AIM OF THE TASK ->
Extract every line that contains the string "Freeman".

STORED ROWS ->
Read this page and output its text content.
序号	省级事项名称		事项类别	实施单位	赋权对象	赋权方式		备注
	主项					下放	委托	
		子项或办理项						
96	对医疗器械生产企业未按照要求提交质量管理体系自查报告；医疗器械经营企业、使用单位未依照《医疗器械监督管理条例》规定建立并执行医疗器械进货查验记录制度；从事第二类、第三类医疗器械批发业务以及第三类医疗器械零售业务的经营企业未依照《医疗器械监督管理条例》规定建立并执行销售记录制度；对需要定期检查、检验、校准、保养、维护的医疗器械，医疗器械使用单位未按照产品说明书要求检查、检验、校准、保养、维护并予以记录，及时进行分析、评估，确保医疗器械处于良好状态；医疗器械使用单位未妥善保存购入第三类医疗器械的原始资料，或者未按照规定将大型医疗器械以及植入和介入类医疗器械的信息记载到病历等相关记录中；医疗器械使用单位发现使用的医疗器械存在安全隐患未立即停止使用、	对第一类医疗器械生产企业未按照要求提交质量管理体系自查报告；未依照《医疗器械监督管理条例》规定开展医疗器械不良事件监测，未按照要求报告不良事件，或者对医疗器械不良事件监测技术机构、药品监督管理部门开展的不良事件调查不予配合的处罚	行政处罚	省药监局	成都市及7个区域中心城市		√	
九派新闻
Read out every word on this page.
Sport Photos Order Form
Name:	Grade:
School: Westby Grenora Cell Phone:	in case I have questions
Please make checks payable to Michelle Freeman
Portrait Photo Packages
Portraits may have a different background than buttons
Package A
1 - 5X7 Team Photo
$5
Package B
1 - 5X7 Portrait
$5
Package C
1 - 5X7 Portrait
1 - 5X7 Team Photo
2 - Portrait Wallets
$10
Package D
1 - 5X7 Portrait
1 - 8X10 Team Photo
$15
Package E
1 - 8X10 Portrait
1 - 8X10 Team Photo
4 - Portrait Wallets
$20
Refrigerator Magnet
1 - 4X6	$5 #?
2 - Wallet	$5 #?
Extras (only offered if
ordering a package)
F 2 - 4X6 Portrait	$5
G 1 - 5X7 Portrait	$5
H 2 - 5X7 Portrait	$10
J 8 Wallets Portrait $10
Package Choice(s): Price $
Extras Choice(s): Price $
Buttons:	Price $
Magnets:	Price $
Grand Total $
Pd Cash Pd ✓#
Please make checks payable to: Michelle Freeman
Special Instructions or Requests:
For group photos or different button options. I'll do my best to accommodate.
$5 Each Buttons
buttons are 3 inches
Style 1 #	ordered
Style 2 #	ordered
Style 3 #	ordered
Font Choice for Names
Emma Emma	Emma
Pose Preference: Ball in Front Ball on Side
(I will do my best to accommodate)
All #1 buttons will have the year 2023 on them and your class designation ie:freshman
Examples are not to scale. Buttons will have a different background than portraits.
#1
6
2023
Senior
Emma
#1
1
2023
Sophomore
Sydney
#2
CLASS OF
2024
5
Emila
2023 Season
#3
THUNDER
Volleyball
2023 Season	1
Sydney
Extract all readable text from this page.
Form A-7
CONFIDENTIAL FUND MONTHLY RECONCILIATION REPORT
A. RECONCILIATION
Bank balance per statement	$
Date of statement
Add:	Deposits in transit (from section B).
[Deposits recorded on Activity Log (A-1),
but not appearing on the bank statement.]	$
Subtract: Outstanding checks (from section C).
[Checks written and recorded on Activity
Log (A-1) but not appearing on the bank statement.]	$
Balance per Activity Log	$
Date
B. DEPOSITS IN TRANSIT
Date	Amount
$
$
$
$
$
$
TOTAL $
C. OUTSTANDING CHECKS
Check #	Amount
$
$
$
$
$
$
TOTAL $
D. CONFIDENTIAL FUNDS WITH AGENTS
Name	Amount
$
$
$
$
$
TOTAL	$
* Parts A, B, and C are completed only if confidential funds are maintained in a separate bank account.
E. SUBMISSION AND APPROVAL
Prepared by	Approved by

RIGHT ANSWER ->
Please make checks payable to Michelle Freeman
Please make checks payable to: Michelle Freeman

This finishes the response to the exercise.